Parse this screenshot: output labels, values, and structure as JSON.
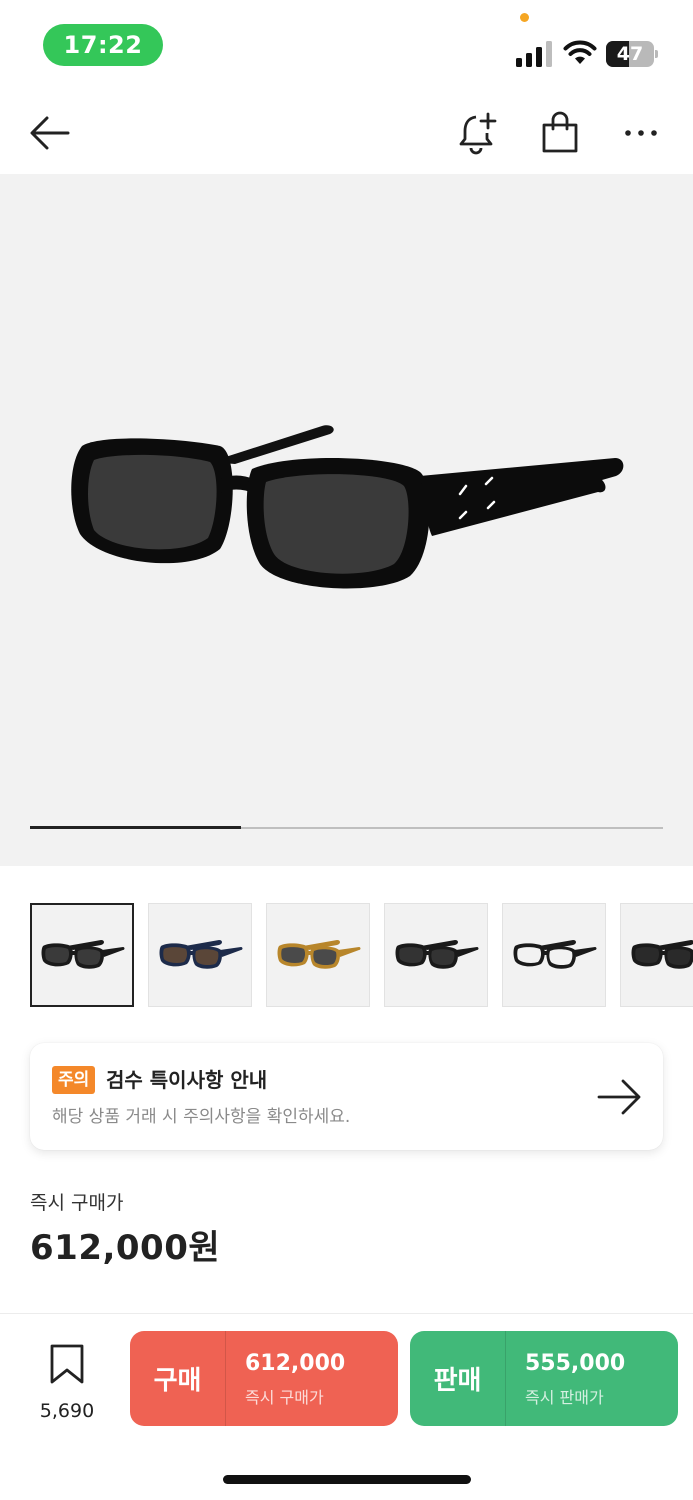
{
  "status_bar": {
    "time": "17:22",
    "battery_level": "47",
    "battery_fraction": 0.47
  },
  "nav": {
    "back_icon": "arrow-left-icon",
    "alert_icon": "bell-plus-icon",
    "cart_icon": "shopping-bag-icon",
    "more_icon": "ellipsis-icon"
  },
  "gallery": {
    "progress_fraction": 0.333,
    "active_index": 0,
    "thumbnails": [
      {
        "variant": "black",
        "frame": "#1a1a1a",
        "lens": "#3a3a3a"
      },
      {
        "variant": "navy",
        "frame": "#1d2b4a",
        "lens": "#5a4638"
      },
      {
        "variant": "tortoise",
        "frame": "#b8862b",
        "lens": "#4a4a4a"
      },
      {
        "variant": "black-silver",
        "frame": "#1a1a1a",
        "lens": "#333333"
      },
      {
        "variant": "black-clear",
        "frame": "#1a1a1a",
        "lens": "#f2f2f2"
      },
      {
        "variant": "black-dark",
        "frame": "#1a1a1a",
        "lens": "#2a2a2a"
      }
    ]
  },
  "notice": {
    "badge": "주의",
    "title": "검수 특이사항 안내",
    "subtitle": "해당 상품 거래 시 주의사항을 확인하세요.",
    "badge_color": "#f4882a"
  },
  "price": {
    "label": "즉시 구매가",
    "value": "612,000원"
  },
  "bottom": {
    "wish_count": "5,690",
    "buy": {
      "label": "구매",
      "price": "612,000",
      "sub": "즉시 구매가",
      "color": "#ef6253"
    },
    "sell": {
      "label": "판매",
      "price": "555,000",
      "sub": "즉시 판매가",
      "color": "#41b979"
    }
  }
}
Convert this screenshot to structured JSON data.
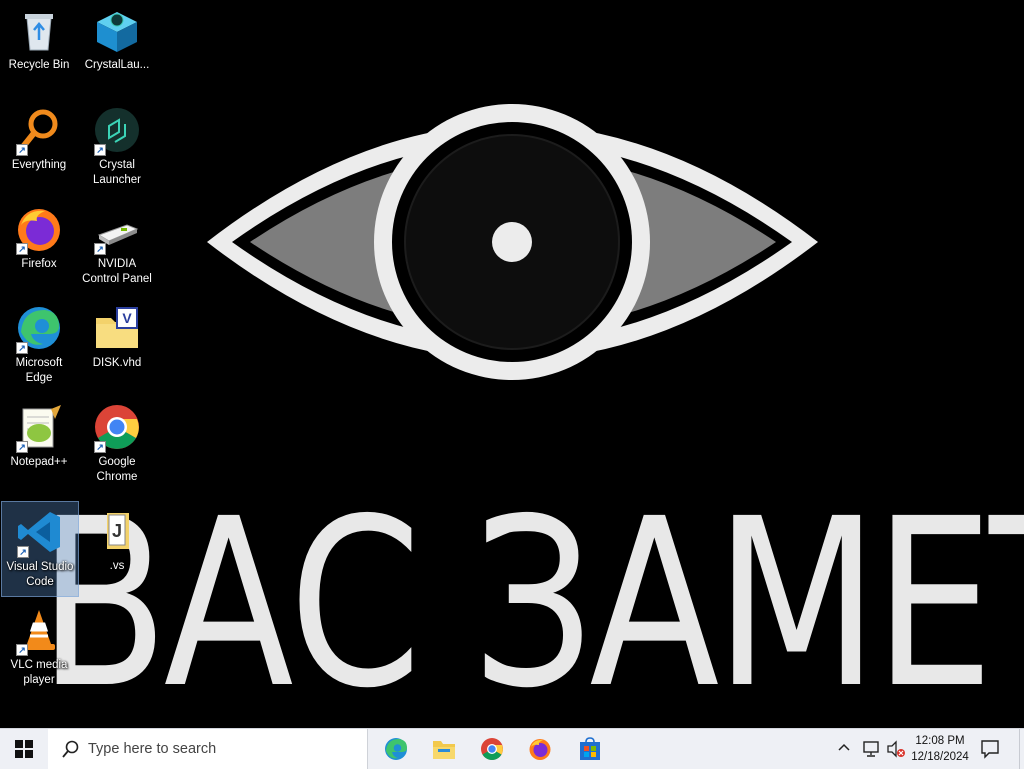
{
  "wallpaper": {
    "text": "ВАС ЗАМЕТИЛИ"
  },
  "desktop_icons": [
    {
      "label": "Recycle Bin",
      "icon": "recycle-bin-icon"
    },
    {
      "label": "CrystalLau...",
      "icon": "crystal-launcher-box-icon"
    },
    {
      "label": "Everything",
      "icon": "everything-search-icon"
    },
    {
      "label": "Crystal\nLauncher",
      "icon": "crystal-launcher-icon"
    },
    {
      "label": "Firefox",
      "icon": "firefox-icon"
    },
    {
      "label": "NVIDIA\nControl Panel",
      "icon": "nvidia-control-panel-icon"
    },
    {
      "label": "Microsoft\nEdge",
      "icon": "edge-icon"
    },
    {
      "label": "DISK.vhd",
      "icon": "vhd-file-icon"
    },
    {
      "label": "Notepad++",
      "icon": "notepadpp-icon"
    },
    {
      "label": "Google\nChrome",
      "icon": "chrome-icon"
    },
    {
      "label": "Visual Studio\nCode",
      "icon": "vscode-icon"
    },
    {
      "label": ".vs",
      "icon": "vs-folder-icon"
    },
    {
      "label": "VLC media\nplayer",
      "icon": "vlc-icon"
    }
  ],
  "taskbar": {
    "search_placeholder": "Type here to search",
    "pinned": [
      "edge-icon",
      "file-explorer-icon",
      "chrome-icon",
      "firefox-icon",
      "store-icon"
    ],
    "clock": {
      "time": "12:08 PM",
      "date": "12/18/2024"
    }
  }
}
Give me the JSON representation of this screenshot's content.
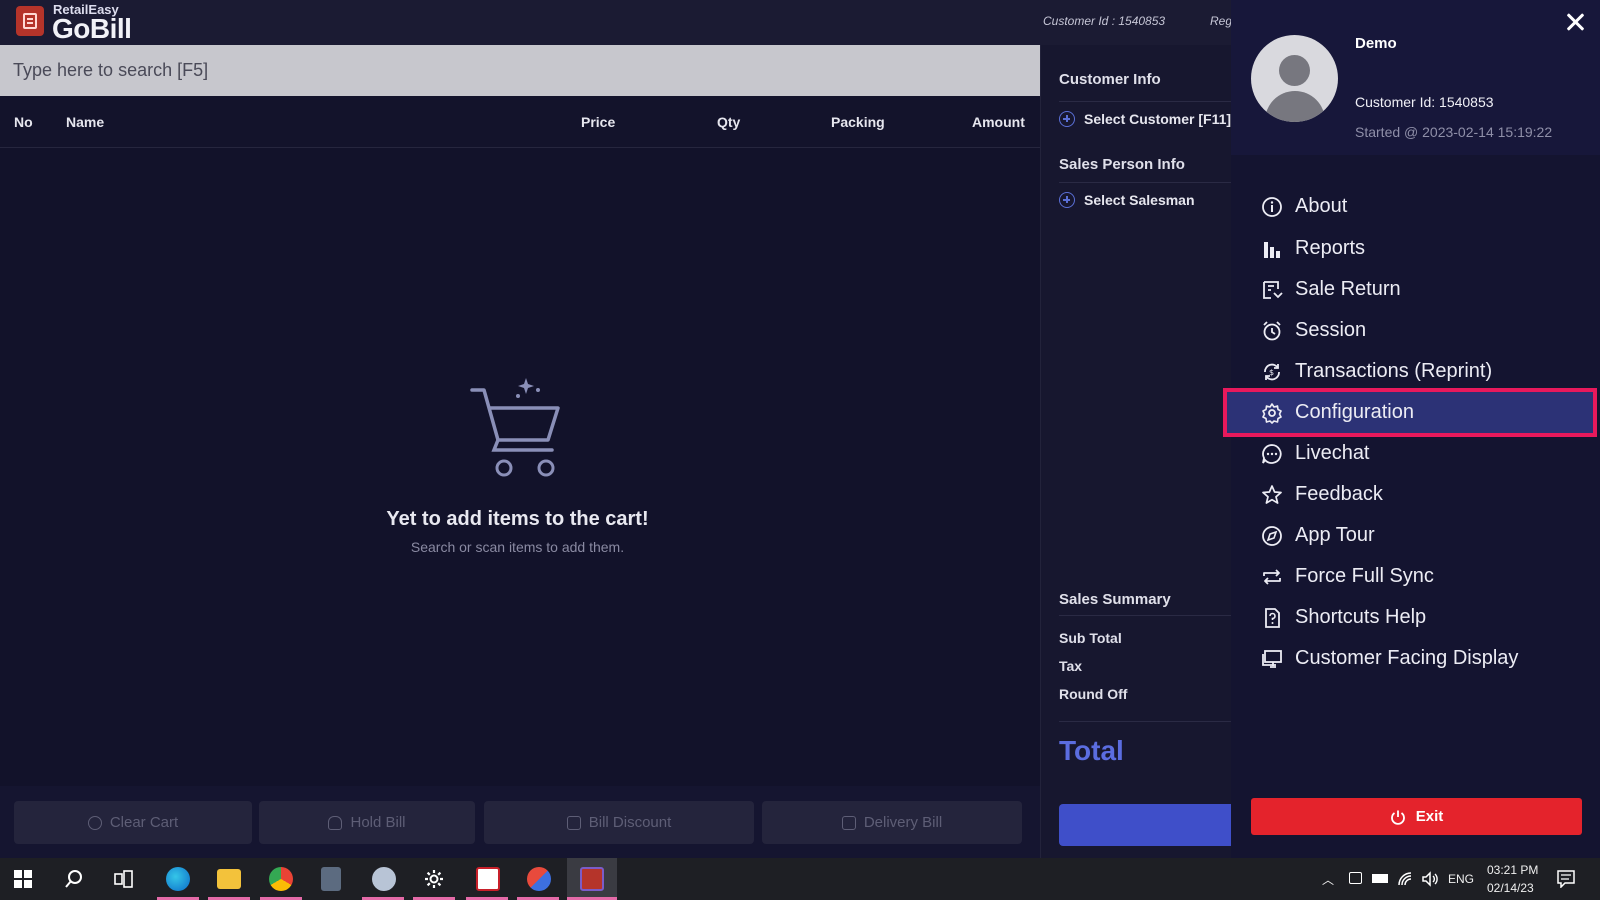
{
  "app": {
    "brand_small": "RetailEasy",
    "brand_big": "GoBill",
    "customer_id_label": "Customer Id : 1540853",
    "reg_label": "Reg"
  },
  "search": {
    "placeholder": "Type here to search [F5]"
  },
  "table": {
    "columns": [
      "No",
      "Name",
      "Price",
      "Qty",
      "Packing",
      "Amount"
    ]
  },
  "empty_cart": {
    "title": "Yet to add items to the cart!",
    "subtitle": "Search or scan items to add them."
  },
  "bottom_buttons": {
    "clear_cart": "Clear Cart",
    "hold_bill": "Hold Bill",
    "bill_discount": "Bill Discount",
    "delivery_bill": "Delivery Bill"
  },
  "right_panel": {
    "customer_info": "Customer Info",
    "select_customer": "Select Customer [F11]",
    "sales_person_info": "Sales Person Info",
    "select_salesman": "Select Salesman",
    "sales_summary": "Sales Summary",
    "sub_total": "Sub Total",
    "tax": "Tax",
    "round_off": "Round Off",
    "total": "Total"
  },
  "drawer": {
    "user_name": "Demo",
    "customer_id": "Customer Id: 1540853",
    "started": "Started @ 2023-02-14 15:19:22",
    "menu": [
      {
        "label": "About",
        "icon": "info-icon"
      },
      {
        "label": "Reports",
        "icon": "bar-chart-icon"
      },
      {
        "label": "Sale Return",
        "icon": "receipt-return-icon"
      },
      {
        "label": "Session",
        "icon": "alarm-clock-icon"
      },
      {
        "label": "Transactions (Reprint)",
        "icon": "currency-refresh-icon"
      },
      {
        "label": "Configuration",
        "icon": "gear-icon"
      },
      {
        "label": "Livechat",
        "icon": "chat-bubble-icon"
      },
      {
        "label": "Feedback",
        "icon": "star-icon"
      },
      {
        "label": "App Tour",
        "icon": "compass-icon"
      },
      {
        "label": "Force Full Sync",
        "icon": "sync-icon"
      },
      {
        "label": "Shortcuts Help",
        "icon": "help-page-icon"
      },
      {
        "label": "Customer Facing Display",
        "icon": "monitor-icon"
      }
    ],
    "exit": "Exit"
  },
  "taskbar": {
    "time": "03:21 PM",
    "date": "02/14/23",
    "lang": "ENG"
  },
  "colors": {
    "highlight": "#e8195c",
    "active_bg": "#2c3276",
    "exit": "#e4232c",
    "accent": "#5b6de0"
  }
}
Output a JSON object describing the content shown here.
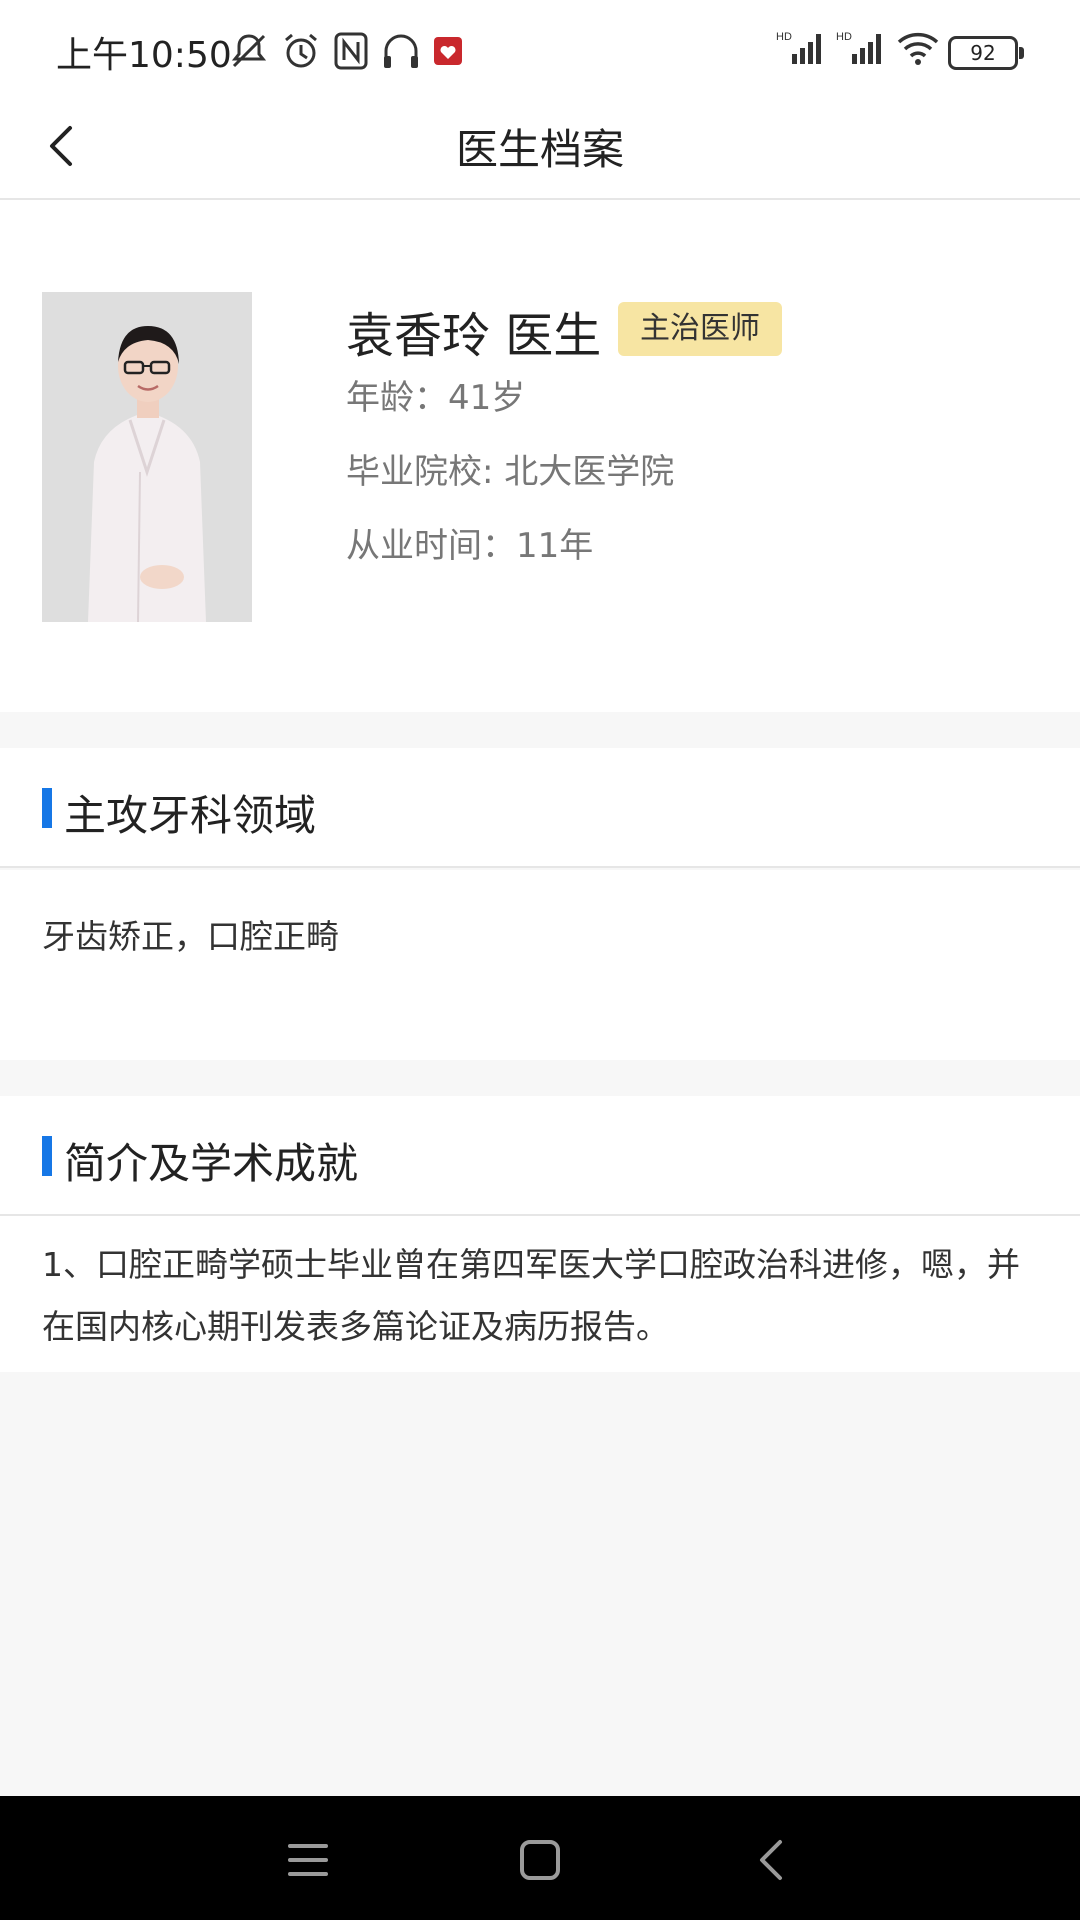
{
  "status_bar": {
    "time": "上午10:50",
    "battery": "92"
  },
  "header": {
    "title": "医生档案"
  },
  "doctor": {
    "name": "袁香玲 医生",
    "title_badge": "主治医师",
    "age": "年龄：41岁",
    "school": "毕业院校: 北大医学院",
    "years": "从业时间：11年"
  },
  "specialty": {
    "heading": "主攻牙科领域",
    "text": "牙齿矫正，口腔正畸"
  },
  "intro": {
    "heading": "简介及学术成就",
    "text": "1、口腔正畸学硕士毕业曾在第四军医大学口腔政治科进修，嗯，并在国内核心期刊发表多篇论证及病历报告。"
  },
  "colors": {
    "accent": "#1677e6",
    "badge_bg": "#f7e5a3",
    "page_bg": "#f7f7f7"
  },
  "icons": [
    "back-arrow-icon",
    "mute-icon",
    "alarm-icon",
    "nfc-icon",
    "headphones-icon",
    "app-notification-icon",
    "signal-icon",
    "wifi-icon",
    "battery-icon",
    "menu-icon",
    "home-icon",
    "back-icon"
  ]
}
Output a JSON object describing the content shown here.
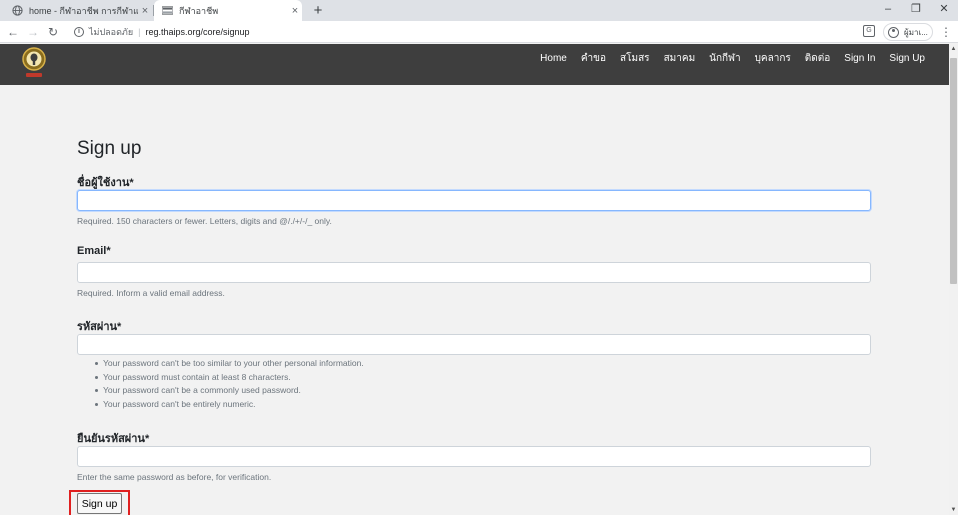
{
  "browser": {
    "tabs": [
      {
        "title": "home - กีฬาอาชีพ การกีฬาแห่งประเทศไทย",
        "active": false
      },
      {
        "title": "กีฬาอาชีพ",
        "active": true
      }
    ],
    "new_tab": "+",
    "window_controls": {
      "minimize": "–",
      "restore": "❐",
      "close": "✕"
    },
    "nav": {
      "back": "←",
      "forward": "→",
      "reload": "↻"
    },
    "security_label": "ไม่ปลอดภัย",
    "omnibox_separator": "|",
    "url": "reg.thaips.org/core/signup",
    "profile_label": "ผู้มาเ...",
    "menu": "⋮"
  },
  "site_nav": {
    "links": [
      "Home",
      "คำขอ",
      "สโมสร",
      "สมาคม",
      "นักกีฬา",
      "บุคลากร",
      "ติดต่อ",
      "Sign In",
      "Sign Up"
    ]
  },
  "form": {
    "title": "Sign up",
    "username": {
      "label": "ชื่อผู้ใช้งาน*",
      "value": "",
      "help": "Required. 150 characters or fewer. Letters, digits and @/./+/-/_ only."
    },
    "email": {
      "label": "Email*",
      "value": "",
      "help": "Required. Inform a valid email address."
    },
    "password": {
      "label": "รหัสผ่าน*",
      "value": "",
      "help_items": [
        "Your password can't be too similar to your other personal information.",
        "Your password must contain at least 8 characters.",
        "Your password can't be a commonly used password.",
        "Your password can't be entirely numeric."
      ]
    },
    "password_confirm": {
      "label": "ยืนยันรหัสผ่าน*",
      "value": "",
      "help": "Enter the same password as before, for verification."
    },
    "submit_label": "Sign up"
  },
  "colors": {
    "nav_background": "#3e3e3e",
    "page_background": "#f2f2f2",
    "highlight_outline": "#e02020",
    "focus_border": "#86b7fe"
  },
  "scrollbar": {
    "up": "▲",
    "down": "▼"
  }
}
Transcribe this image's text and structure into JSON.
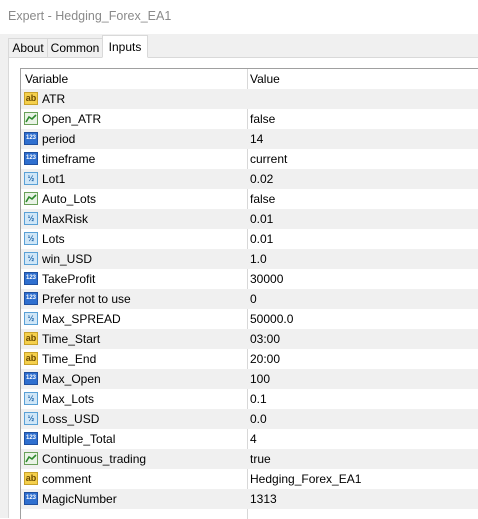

#### REQUIRED TASK
Select and copy every line from the records that includes the word "this".

#### SOLUTION TO THE PROBLEM
Parse this screenshot: output labels, values, and structure as JSON.
Convert this screenshot to structured JSON data.
Give me the JSON representation of this screenshot's content.
Transcribe this image's text and structure into JSON.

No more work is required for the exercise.